#### Text excerpt:
MySQL Performance Schema : Prepared Statements Instrumentation

MySQL 5.7.4 has a new Performance Schema feature, namely instrumentation for prepared statements. This instrumentation gives details of PREPARE and EXECUTE statistics for a prepared statement.

New Table
New table added to display run time statistics of Prepared Statements is named as prepared_statements_instances.

mysql> describe performance_schema.prepared_statements_instances;
+———————–+——————————————————
| Field                        | Type
+———————–+——————————————————
| OBJECT_INSTANCE_BEGIN | bigint(20) unsigned
| STATEMENT_ID                          | bigint(20) unsigned
| STATEMENT_NAME                  | varchar(64)

#### Request 1:
Could you put the records, from their first line up to and including the line with "In FIG. 3, the apparatus 20 is at (786, 730).", into a numbered list, leaving out blank lines and the pictures?
The MySQL article and the records have no connection to each other.

#### Data extract:
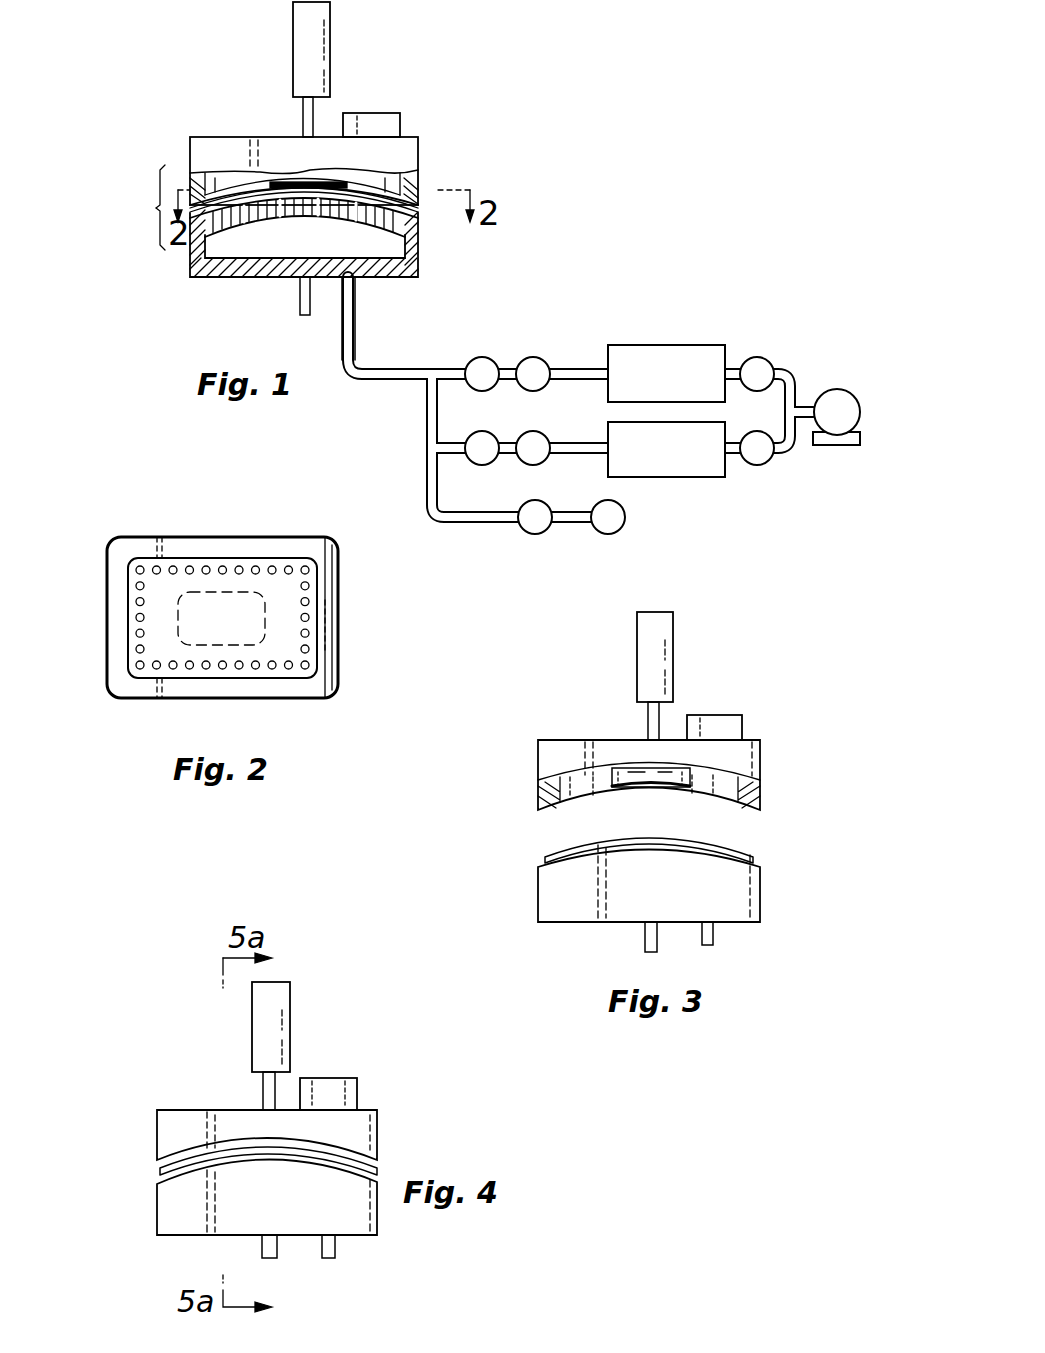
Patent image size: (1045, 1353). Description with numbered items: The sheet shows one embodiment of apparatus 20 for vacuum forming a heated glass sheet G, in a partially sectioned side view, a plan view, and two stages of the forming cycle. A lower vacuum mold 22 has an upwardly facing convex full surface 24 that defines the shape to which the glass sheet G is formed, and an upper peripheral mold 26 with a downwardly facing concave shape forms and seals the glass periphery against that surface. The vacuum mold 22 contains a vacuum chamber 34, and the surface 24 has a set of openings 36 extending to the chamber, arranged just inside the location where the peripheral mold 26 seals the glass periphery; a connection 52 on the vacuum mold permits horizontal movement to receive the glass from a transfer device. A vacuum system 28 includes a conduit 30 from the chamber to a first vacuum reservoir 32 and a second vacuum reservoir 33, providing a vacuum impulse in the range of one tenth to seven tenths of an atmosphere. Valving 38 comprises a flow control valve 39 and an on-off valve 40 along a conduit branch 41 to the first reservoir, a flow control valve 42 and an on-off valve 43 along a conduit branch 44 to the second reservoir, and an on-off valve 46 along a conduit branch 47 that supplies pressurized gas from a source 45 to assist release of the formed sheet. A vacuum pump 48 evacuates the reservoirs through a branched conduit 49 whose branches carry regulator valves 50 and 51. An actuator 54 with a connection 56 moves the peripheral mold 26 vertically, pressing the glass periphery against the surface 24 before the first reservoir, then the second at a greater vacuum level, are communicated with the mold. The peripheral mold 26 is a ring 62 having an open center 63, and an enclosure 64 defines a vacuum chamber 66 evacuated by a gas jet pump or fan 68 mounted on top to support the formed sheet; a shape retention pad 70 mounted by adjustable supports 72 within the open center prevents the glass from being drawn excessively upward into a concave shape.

In FIG. 1, the apparatus 20 is at (499, 90).
In FIG. 2, the apparatus 20 is at (338, 537).
In FIG. 3, the apparatus 20 is at (786, 730).
In FIG. 4, the apparatus 20 is at (396, 1078).
In FIG. 1, the vacuum mold 22 is at (422, 248).
In FIG. 2, the vacuum mold 22 is at (281, 567).
In FIG. 3, the vacuum mold 22 is at (762, 905).
In FIG. 4, the vacuum mold 22 is at (155, 1220).
In FIG. 1, the surface 24 is at (196, 230).
In FIG. 2, the surface 24 is at (176, 568).
In FIG. 3, the surface 24 is at (672, 840).
In FIG. 4, the surface 24 is at (297, 1150).
In FIG. 1, the peripheral mold 26 is at (420, 147).
In FIG. 2, the peripheral mold 26 is at (335, 558).
In FIG. 3, the peripheral mold 26 is at (762, 758).
In FIG. 4, the peripheral mold 26 is at (380, 1122).
In FIG. 1, the vacuum system 28 is at (519, 328).
In FIG. 1, the conduit 30 is at (356, 300).
In FIG. 3, the conduit 30 is at (715, 935).
In FIG. 4, the conduit 30 is at (337, 1244).
In FIG. 1, the first vacuum reservoir 32 is at (662, 345).
In FIG. 1, the second vacuum reservoir 33 is at (680, 478).
In FIG. 1, the vacuum chamber 34 is at (398, 252).
In FIG. 1, the openings 36 is at (286, 210).
In FIG. 2, the openings 36 is at (253, 670).
In FIG. 1, the valving 38 is at (483, 353).
In FIG. 1, the flow control valve 39 is at (500, 360).
In FIG. 1, the on-off valve 40 is at (548, 362).
In FIG. 1, the conduit branch 41 is at (583, 368).
In FIG. 1, the flow control valve 42 is at (490, 432).
In FIG. 1, the on-off valve 43 is at (542, 432).
In FIG. 1, the conduit branch 44 is at (575, 442).
In FIG. 1, the pressurized gas source 45 is at (622, 527).
In FIG. 1, the on-off valve 46 is at (535, 535).
In FIG. 1, the conduit branch 47 is at (462, 522).
In FIG. 1, the vacuum pump 48 is at (847, 392).
In FIG. 1, the branched conduit 49 is at (803, 405).
In FIG. 1, the regulator valve 50 is at (757, 357).
In FIG. 1, the regulator valve 51 is at (760, 466).
In FIG. 1, the connection 52 is at (302, 300).
In FIG. 3, the connection 52 is at (645, 940).
In FIG. 4, the connection 52 is at (262, 1248).
In FIG. 1, the actuator 54 is at (327, 27).
In FIG. 3, the actuator 54 is at (675, 648).
In FIG. 4, the actuator 54 is at (292, 1008).
In FIG. 1, the connection 56 is at (316, 108).
In FIG. 3, the connection 56 is at (662, 718).
In FIG. 4, the connection 56 is at (277, 1085).
In FIG. 2, the ring 62 is at (330, 596).
In FIG. 3, the ring 62 is at (550, 806).
In FIG. 2, the open center 63 is at (310, 650).
In FIG. 3, the open center 63 is at (715, 782).
In FIG. 1, the enclosure 64 is at (323, 146).
In FIG. 3, the enclosure 64 is at (566, 762).
In FIG. 4, the enclosure 64 is at (182, 1115).
In FIG. 1, the vacuum chamber 66 is at (420, 178).
In FIG. 3, the vacuum chamber 66 is at (762, 784).
In FIG. 1, the gas jet pump or fan 68 is at (386, 120).
In FIG. 3, the gas jet pump or fan 68 is at (712, 718).
In FIG. 4, the gas jet pump or fan 68 is at (345, 1080).
In FIG. 1, the shape retention pad 70 is at (306, 178).
In FIG. 3, the shape retention pad 70 is at (640, 766).
In FIG. 2, the adjustable supports 72 is at (204, 592).
In FIG. 3, the adjustable supports 72 is at (636, 770).
In FIG. 1, the glass sheet G is at (418, 211).
In FIG. 3, the glass sheet G is at (755, 857).
In FIG. 4, the glass sheet G is at (160, 1170).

#### Request 2:
How would you continue the article on MySQL prepared statements instrumentation from where it stops?

#### Exercise output 1:
1. Patent image size: (1045, 1353). Description with numbered items: The sheet shows one embodiment of apparatus 20 for vacuum forming a heated glass sheet G, in a partially sectioned side view, a plan view, and two stages of the forming cycle. A lower vacuum mold 22 has an upwardly facing convex full surface 24 that defines the shape to which the glass sheet G is formed, and an upper peripheral mold 26 with a downwardly facing concave shape forms and seals the glass periphery against that surface. The vacuum mold 22 contains a vacuum chamber 34, and the surface 24 has a set of openings 36 extending to the chamber, arranged just inside the location where the peripheral mold 26 seals the glass periphery; a connection 52 on the vacuum mold permits horizontal movement to receive the glass from a transfer device. A vacuum system 28 includes a conduit 30 from the chamber to a first vacuum reservoir 32 and a second vacuum reservoir 33, providing a vacuum impulse in the range of one tenth to seven tenths of an atmosphere. Valving 38 comprises a flow control valve 39 and an on-off valve 40 along a conduit branch 41 to the first reservoir, a flow control valve 42 and an on-off valve 43 along a conduit branch 44 to the second reservoir, and an on-off valve 46 along a conduit branch 47 that supplies pressurized gas from a source 45 to assist release of the formed sheet. A vacuum pump 48 evacuates the reservoirs through a branched conduit 49 whose branches carry regulator valves 50 and 51. An actuator 54 with a connection 56 moves the peripheral mold 26 vertically, pressing the glass periphery against the surface 24 before the first reservoir, then the second at a greater vacuum level, are communicated with the mold. The peripheral mold 26 is a ring 62 having an open center 63, and an enclosure 64 defines a vacuum chamber 66 evacuated by a gas jet pump or fan 68 mounted on top to support the formed sheet; a shape retention pad 70 mounted by adjustable supports 72 within the open center prevents the glass from being drawn excessively upward into a concave shape.
2. In FIG. 1, the apparatus 20 is at (499, 90).
3. In FIG. 2, the apparatus 20 is at (338, 537).
4. In FIG. 3, the apparatus 20 is at (786, 730).

#### Exercise output 2:
| SQL_TEXT                                     | longtext
| OWNER_THREAD_ID               | bigint(20) unsigned
| OWNER_EVENT_ID                   | bigint(20) unsigned
| OWNER_OBJECT_TYPE         | enum(‘EVENT’,’FUNCTION’,’PROCEDURE’,’TABLE’,’TRIGGER’)
| OWNER_OBJECT_SCHEMA | varchar(64)
| OWNER_OBJECT_NAME       | varchar(64)
| TIMER_PREPARE                       | bigint(20) unsigned
| COUNT_REPREPARE               | bigint(20) unsigned
| COUNT_EXECUTE                     | bigint(20) unsigned
<Other Execution Stats>
+———————–+——————————————————
35 rows in set (0.05 sec)

An Example
Here is an example for execution stats of a prepared statement to show how this table looks like :

mysql> prepare stmt1 from “select * from test.t1″;
Query OK, 0 rows affected (0.01 sec)
Statement prepared

mysql> execute stmt1;
+——+
| ch   |
+——+
|    2 |
+——+
1 row in set (0.01 sec)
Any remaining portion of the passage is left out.